#### EXERCISE:
Every line that contains the word "年中国与其他国家国内研发经费支出比较" should be copied.

(Records from a collection of figures)

-------

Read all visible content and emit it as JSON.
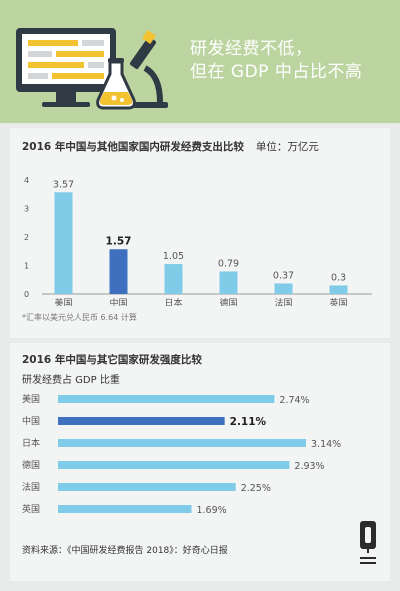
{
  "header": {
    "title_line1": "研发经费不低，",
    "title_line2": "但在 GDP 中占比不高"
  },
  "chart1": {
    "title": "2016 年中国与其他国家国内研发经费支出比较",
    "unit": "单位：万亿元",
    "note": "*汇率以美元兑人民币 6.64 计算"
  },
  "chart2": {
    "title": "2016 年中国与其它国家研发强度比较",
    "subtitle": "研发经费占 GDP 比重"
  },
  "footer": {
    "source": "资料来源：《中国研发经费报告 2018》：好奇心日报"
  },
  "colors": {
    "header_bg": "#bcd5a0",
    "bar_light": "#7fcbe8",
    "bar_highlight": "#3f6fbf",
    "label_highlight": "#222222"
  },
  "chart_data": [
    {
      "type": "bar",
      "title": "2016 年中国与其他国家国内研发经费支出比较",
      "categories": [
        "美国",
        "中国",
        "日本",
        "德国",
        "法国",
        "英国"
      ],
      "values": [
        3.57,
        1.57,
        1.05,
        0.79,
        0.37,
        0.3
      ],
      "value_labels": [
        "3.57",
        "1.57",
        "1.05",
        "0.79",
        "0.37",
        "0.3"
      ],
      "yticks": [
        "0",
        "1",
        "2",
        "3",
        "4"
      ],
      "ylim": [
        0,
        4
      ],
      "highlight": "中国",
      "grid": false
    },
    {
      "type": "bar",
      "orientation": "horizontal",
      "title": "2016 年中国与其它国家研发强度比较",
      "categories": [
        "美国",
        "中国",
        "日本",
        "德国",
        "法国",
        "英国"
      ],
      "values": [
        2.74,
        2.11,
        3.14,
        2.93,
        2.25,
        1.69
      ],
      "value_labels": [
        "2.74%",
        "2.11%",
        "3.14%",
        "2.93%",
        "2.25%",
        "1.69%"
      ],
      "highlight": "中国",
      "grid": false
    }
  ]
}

-------

#### CORRECT RESULT:
    "title": "2016 年中国与其他国家国内研发经费支出比较",
      "title": "2016 年中国与其他国家国内研发经费支出比较",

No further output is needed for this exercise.